| WHAT YOU WILL DO |
The records below are made of lines; count those holding the word "bordet" and give the number only.

| Raw records |
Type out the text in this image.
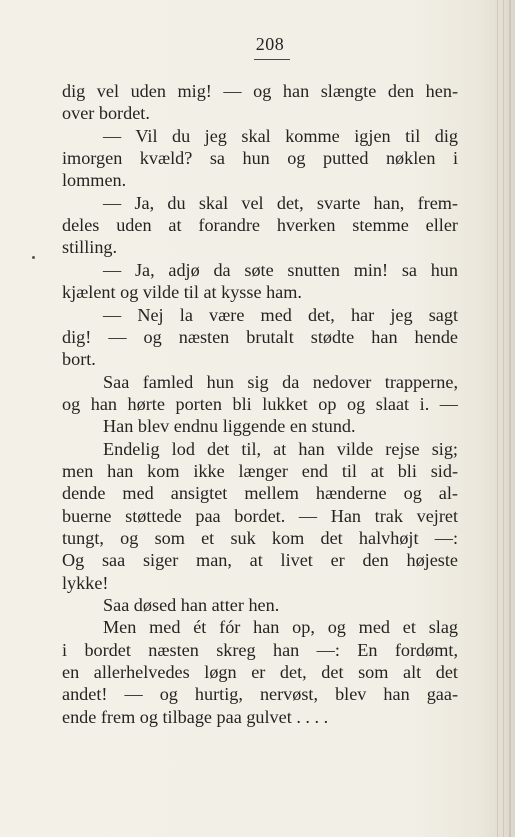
208
dig vel uden mig! — og han slængte den hen-
over bordet.
— Vil du jeg skal komme igjen til dig
imorgen kvæld? sa hun og putted nøklen i
lommen.
— Ja, du skal vel det, svarte han, frem-
deles uden at forandre hverken stemme eller
stilling.
— Ja, adjø da søte snutten min! sa hun
kjælent og vilde til at kysse ham.
— Nej la være med det, har jeg sagt
dig! — og næsten brutalt stødte han hende
bort.
Saa famled hun sig da nedover trapperne,
og han hørte porten bli lukket op og slaat i. —
Han blev endnu liggende en stund.
Endelig lod det til, at han vilde rejse sig;
men han kom ikke længer end til at bli sid-
dende med ansigtet mellem hænderne og al-
buerne støttede paa bordet. — Han trak vejret
tungt, og som et suk kom det halvhøjt —:
Og saa siger man, at livet er den højeste
lykke!
Saa døsed han atter hen.
Men med ét fór han op, og med et slag
i bordet næsten skreg han —: En fordømt,
en allerhelvedes løgn er det, det som alt det
andet! — og hurtig, nervøst, blev han gaa-
ende frem og tilbage paa gulvet . . . .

| ANSWER TO THIS TASK |
3